-------- Items

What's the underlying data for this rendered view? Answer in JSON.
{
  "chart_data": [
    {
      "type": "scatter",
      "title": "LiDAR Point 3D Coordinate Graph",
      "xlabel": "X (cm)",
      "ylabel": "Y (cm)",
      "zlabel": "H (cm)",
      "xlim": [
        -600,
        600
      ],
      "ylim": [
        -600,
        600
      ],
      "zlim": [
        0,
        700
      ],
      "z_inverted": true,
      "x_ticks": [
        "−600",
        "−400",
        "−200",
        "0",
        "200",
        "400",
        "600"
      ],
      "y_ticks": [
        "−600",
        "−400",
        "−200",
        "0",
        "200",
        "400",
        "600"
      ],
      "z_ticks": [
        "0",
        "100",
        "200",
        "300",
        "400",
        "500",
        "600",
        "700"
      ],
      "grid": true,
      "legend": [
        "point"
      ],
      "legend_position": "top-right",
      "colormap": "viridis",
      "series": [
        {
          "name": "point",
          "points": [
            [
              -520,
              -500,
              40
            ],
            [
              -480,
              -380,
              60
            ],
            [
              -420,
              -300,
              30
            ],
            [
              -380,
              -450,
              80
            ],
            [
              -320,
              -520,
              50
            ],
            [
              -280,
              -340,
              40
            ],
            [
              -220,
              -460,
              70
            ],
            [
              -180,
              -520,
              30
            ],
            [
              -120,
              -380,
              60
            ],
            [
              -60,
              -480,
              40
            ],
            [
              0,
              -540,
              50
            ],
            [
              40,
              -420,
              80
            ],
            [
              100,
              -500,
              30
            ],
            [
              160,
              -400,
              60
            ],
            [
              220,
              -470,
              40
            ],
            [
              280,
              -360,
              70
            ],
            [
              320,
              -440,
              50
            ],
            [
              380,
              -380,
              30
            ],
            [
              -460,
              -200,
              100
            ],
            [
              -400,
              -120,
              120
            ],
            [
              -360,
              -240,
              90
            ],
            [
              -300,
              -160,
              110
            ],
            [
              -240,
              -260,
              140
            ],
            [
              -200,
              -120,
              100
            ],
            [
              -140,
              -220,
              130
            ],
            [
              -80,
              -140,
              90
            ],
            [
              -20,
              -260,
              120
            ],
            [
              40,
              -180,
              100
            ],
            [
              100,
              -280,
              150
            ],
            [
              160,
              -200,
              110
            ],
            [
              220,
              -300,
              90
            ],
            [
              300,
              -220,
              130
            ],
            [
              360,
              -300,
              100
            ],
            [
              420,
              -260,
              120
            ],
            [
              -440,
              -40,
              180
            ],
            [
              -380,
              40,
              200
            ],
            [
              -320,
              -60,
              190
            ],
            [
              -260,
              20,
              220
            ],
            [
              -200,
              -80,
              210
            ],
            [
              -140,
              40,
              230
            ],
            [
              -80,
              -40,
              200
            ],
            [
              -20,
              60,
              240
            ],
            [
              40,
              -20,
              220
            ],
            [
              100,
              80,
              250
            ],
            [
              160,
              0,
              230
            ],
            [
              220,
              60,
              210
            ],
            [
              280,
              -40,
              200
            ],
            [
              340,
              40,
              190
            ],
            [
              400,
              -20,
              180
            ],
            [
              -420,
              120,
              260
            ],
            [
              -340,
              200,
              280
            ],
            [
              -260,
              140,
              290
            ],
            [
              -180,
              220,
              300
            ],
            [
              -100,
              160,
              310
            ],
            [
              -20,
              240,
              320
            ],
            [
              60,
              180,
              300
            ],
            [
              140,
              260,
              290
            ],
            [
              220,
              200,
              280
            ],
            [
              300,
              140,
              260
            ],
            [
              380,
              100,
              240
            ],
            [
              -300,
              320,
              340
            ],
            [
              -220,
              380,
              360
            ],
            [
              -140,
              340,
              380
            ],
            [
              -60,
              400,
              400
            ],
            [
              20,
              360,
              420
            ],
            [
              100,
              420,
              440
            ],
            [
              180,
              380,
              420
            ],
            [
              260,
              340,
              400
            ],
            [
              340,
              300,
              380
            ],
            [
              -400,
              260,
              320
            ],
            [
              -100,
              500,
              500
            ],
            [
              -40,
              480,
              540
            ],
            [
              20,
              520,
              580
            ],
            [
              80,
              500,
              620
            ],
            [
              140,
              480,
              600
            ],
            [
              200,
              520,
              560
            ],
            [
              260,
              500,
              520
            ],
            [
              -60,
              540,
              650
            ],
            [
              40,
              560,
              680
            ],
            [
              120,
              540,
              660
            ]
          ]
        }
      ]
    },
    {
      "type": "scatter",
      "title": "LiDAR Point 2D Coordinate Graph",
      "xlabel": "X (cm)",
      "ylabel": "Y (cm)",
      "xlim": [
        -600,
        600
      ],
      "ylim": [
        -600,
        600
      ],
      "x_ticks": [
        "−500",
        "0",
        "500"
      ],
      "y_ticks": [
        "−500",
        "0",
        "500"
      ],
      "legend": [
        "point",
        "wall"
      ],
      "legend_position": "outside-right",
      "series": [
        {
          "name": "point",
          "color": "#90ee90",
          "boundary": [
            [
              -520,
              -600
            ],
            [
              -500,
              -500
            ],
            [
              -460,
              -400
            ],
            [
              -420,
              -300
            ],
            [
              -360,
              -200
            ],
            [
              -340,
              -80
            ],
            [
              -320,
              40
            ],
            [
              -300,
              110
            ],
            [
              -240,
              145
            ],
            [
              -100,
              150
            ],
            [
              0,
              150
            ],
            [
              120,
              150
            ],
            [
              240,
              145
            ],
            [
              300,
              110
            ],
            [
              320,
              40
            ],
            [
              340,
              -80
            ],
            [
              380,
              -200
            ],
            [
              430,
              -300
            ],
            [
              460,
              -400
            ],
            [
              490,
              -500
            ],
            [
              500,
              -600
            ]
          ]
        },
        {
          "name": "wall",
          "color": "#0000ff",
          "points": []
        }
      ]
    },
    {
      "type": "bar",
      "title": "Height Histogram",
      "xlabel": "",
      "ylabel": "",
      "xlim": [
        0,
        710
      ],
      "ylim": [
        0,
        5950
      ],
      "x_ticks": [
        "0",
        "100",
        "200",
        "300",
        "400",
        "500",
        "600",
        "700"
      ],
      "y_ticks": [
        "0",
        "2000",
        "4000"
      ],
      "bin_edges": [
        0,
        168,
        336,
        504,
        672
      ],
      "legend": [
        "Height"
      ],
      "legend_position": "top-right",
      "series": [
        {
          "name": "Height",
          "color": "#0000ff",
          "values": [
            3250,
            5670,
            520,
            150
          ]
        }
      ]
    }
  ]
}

----------------

• What you have to do
State how many lines above contain the string "LiDAR", with no other words.

• Result for this task
2